━━━ Estratto
Non si è seri a 17 anni. Quando tutto è possibile. Si è lì e altrove. Spring Breakers di Harmony Korine è stato il primo a raccordare questa intuizione di Rimbaud alle violent girls, alle Tura Satana dei giorni nostri. Ma si può essere molto violenti soprattutto contro se stessi. Occhi prensili e indomiti, sguardo piuttosto disperato sullo stato sentimentale del mondo, come quelli di Julia Roberts in Mystic Pizza; corpo fragile e androgino, ancora in formazione, la giovane modella Marine Vacth impersona Isabelle/Lea, nel ritratto di una diciassettenne parigina che studia i poeti e Corneille alla Sorbona e affronta parallelamente il misterioso mondo del sesso, senza rete né l’aiuto di alcuno a parte l’istinto, in Jeune et Jolie (Giovane e bella), il film di Francois Ozon in concorso a Cannes 66.
━━━━━━
━━━ Record forniti
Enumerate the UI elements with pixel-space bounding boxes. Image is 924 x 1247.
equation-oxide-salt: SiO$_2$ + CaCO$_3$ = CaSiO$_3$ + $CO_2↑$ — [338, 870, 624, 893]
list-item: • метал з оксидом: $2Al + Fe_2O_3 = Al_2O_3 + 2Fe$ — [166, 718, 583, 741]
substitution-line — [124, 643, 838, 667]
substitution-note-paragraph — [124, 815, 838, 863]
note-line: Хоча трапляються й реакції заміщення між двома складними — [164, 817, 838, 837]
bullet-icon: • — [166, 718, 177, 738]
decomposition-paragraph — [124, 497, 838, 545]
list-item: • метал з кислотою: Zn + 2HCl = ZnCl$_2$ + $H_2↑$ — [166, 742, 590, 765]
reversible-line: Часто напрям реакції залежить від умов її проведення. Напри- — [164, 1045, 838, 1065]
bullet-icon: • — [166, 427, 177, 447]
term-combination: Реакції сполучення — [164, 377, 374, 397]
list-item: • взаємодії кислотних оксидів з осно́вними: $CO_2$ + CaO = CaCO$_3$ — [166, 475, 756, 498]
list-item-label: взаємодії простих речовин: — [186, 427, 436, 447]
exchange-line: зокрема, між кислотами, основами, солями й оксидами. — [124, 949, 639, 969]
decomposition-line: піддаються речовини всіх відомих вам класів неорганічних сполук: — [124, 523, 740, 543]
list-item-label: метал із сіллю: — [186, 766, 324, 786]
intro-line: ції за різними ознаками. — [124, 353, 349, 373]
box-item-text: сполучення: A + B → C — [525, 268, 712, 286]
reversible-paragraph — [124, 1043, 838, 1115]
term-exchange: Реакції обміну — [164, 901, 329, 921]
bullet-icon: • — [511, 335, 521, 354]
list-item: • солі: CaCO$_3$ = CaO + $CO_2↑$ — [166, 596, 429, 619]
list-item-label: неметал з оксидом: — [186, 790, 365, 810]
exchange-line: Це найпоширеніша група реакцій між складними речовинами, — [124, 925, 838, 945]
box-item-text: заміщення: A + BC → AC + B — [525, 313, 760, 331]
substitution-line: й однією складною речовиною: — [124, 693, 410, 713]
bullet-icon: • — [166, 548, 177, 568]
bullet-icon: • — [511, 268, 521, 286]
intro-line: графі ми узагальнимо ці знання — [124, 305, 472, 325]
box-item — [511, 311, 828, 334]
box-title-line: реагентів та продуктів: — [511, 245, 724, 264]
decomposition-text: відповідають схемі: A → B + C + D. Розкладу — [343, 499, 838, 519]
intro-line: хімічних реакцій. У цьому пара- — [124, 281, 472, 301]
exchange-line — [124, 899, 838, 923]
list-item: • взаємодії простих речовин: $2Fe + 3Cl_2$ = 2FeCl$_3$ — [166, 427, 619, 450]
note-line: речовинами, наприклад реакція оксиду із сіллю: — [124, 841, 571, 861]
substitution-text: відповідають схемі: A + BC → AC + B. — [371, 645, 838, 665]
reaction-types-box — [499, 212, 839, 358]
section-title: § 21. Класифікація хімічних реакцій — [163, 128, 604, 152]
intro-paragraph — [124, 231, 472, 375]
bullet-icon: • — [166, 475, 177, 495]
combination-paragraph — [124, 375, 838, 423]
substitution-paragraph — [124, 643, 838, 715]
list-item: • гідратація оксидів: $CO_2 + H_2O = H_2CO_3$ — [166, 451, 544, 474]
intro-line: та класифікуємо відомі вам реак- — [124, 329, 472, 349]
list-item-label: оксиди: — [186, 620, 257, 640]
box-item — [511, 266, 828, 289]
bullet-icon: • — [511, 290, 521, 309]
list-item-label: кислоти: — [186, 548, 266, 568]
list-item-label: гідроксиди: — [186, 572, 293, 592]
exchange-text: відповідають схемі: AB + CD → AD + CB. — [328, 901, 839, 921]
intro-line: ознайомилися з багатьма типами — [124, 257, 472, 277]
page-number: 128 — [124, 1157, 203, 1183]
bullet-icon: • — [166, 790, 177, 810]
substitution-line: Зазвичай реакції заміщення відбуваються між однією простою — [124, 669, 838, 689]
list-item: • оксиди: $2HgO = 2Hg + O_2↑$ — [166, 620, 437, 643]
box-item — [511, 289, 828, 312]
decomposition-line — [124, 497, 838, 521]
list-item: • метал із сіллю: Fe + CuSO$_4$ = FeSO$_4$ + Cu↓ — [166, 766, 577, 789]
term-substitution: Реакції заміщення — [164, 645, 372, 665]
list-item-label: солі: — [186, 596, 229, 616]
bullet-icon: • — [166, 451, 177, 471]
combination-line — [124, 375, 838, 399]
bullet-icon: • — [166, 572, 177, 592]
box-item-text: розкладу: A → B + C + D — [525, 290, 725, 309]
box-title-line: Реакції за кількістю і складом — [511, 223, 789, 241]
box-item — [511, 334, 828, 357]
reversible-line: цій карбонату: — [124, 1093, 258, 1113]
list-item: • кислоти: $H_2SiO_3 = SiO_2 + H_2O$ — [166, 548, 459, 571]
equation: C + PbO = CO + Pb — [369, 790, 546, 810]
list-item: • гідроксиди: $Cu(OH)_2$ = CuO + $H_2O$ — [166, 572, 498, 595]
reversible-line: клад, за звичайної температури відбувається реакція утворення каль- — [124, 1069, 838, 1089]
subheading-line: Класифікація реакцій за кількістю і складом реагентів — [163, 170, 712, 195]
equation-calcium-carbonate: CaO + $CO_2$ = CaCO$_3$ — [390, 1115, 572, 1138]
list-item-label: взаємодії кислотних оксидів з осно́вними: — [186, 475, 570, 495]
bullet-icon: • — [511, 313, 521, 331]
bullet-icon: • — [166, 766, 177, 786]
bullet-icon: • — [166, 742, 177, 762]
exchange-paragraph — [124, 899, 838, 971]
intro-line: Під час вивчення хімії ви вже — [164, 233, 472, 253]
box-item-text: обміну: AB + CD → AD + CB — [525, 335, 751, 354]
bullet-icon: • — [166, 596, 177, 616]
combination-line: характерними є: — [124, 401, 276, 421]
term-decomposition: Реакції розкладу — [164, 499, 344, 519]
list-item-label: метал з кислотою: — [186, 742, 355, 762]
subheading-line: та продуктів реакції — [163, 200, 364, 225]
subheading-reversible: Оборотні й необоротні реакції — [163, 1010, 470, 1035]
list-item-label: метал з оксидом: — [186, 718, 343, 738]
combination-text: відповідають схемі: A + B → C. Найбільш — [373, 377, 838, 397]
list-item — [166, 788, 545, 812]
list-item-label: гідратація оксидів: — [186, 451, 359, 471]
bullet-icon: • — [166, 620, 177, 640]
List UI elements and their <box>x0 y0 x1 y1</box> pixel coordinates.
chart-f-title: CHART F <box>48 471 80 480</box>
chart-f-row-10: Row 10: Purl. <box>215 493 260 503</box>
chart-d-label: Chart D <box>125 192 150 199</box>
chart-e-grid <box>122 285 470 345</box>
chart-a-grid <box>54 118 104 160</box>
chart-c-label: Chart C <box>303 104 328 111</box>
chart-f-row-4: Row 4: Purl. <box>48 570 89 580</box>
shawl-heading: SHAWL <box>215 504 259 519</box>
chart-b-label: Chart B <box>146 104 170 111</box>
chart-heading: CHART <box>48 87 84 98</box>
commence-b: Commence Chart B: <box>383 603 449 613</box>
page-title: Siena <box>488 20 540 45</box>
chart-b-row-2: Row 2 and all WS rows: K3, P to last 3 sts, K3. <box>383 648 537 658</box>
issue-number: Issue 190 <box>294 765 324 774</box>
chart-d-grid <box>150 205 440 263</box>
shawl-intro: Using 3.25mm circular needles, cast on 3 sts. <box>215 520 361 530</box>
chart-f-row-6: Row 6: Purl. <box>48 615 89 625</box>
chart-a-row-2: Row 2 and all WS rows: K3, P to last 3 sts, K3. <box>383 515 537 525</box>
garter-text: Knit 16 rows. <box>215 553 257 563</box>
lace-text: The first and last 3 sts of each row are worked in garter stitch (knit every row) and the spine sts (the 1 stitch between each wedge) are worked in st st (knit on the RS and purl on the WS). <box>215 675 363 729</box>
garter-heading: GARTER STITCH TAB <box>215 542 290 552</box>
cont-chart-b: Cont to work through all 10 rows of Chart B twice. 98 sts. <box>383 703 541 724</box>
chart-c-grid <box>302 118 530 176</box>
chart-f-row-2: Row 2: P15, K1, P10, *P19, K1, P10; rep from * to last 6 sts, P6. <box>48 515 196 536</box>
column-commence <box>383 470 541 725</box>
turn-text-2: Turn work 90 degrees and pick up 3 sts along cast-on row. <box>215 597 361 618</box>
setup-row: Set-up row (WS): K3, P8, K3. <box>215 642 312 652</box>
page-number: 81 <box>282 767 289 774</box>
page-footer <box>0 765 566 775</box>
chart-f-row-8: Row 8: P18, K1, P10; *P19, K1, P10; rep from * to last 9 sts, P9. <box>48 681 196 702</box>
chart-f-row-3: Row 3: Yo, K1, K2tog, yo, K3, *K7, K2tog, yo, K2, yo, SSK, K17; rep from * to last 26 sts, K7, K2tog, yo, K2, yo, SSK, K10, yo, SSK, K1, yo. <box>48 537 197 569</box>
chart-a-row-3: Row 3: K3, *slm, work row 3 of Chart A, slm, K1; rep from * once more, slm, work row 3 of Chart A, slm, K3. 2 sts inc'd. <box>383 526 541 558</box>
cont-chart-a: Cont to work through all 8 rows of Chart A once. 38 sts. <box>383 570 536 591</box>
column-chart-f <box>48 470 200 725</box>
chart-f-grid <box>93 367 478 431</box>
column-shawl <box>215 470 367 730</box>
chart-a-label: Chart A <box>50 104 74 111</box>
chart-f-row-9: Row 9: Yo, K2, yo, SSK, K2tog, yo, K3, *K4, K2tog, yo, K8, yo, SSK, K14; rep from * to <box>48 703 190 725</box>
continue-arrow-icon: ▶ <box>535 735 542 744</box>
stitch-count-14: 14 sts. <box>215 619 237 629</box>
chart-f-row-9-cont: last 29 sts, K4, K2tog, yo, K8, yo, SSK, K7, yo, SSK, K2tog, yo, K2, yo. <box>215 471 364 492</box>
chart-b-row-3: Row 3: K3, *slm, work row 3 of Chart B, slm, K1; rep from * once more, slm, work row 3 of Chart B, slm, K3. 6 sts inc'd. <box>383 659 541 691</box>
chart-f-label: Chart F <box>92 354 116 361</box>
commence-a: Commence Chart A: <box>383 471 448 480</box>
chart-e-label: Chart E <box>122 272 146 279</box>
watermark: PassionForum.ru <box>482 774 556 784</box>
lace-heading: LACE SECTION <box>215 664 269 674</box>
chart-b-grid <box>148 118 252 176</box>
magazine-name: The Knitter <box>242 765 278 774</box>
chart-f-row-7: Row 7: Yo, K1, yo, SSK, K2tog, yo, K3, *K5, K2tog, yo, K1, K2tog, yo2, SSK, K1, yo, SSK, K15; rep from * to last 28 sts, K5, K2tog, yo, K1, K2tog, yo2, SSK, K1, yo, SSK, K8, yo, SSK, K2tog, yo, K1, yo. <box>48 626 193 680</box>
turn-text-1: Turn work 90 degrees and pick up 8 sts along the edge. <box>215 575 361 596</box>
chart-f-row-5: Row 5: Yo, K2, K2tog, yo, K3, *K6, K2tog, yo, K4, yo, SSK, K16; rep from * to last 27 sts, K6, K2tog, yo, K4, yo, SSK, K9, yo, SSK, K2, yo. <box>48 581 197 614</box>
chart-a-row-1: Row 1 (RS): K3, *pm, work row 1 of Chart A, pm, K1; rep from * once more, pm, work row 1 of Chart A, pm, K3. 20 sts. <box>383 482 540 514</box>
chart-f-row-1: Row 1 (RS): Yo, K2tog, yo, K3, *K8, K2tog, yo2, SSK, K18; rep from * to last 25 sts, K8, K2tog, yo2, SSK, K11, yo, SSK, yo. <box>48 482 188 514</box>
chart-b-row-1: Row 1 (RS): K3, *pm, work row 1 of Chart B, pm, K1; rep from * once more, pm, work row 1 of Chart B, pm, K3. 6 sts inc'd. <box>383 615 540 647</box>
━━━━━━
Compito assegnato A :: Conta le righe dei record in cui compare la stringa "elements", tenendo conto di maiuscole e minuscole, e scrivi soltanto il numero.
Compito assegnato B :: Prosegui l'articolo sul film Jeune et Jolie a partire dall'ultima frase riportata.
Il testo e i record non hanno alcun legame tra loro.

Risposta scritta A :: 2

Risposta scritta B ::
E’ il primo tassello della prepotente presenza francese, un terzo dell’intera selezione ufficiale. E dà il suo contributo, parzialmente originale, a uno dei temi chiave di questa edizione. La radiografia dei teenager, questo oggetto misterioso, questi corpi in mutazione dolorosa, che vanno in anestesia emotiva perché si ribellano al doppio gioco dell’eccitazione obbligatoria e dell’ipocrisia opportunista. E decidono di vivere, ritualmente, nei territori più vietati. Si danno uno spazio proibito e lo occupano totalmente. Isabelle, infatti, si prostituisce, in gran segreto. A trecento euro e oltre. Con il cellulare prima e con l’iphone dopo non è così difficile come sembra e fortunatamente per una minorenne ‘autonoma’ le cose andranno quasi lisce come l’olio. Neppure le amiche sapranno nulla o il quasi boy friend, a cui insegnerà comunque tutte le posizioni. Lo fa non per soldi, non per comprarsi le borse di Prada, non per noia, non per pagarsi gli studi (“non le è mai mancato niente!” esclamerà la madre appena informata, per giustificarsi, stupefatta e allibita), come le ragazzine in band dei film giapponesi o coreani che hanno meno problemi coi sensi di colpa delle coetanee cristiane e reagiscono all’impoverimento spirituale con l’heavy metal corporeo e merceologico. Insomma prova stoicamente cosa vuol dire fare sesso. Ne è attratta fisiologicamente, come potrebbe esserlo per la droga, per la scarnificazione anoressica del proprio corpo, appena sverginato sulla sabbia di una vacanza estiva o, quarant’anni fa, per interpretare conseguentemente la rivoluzione totale.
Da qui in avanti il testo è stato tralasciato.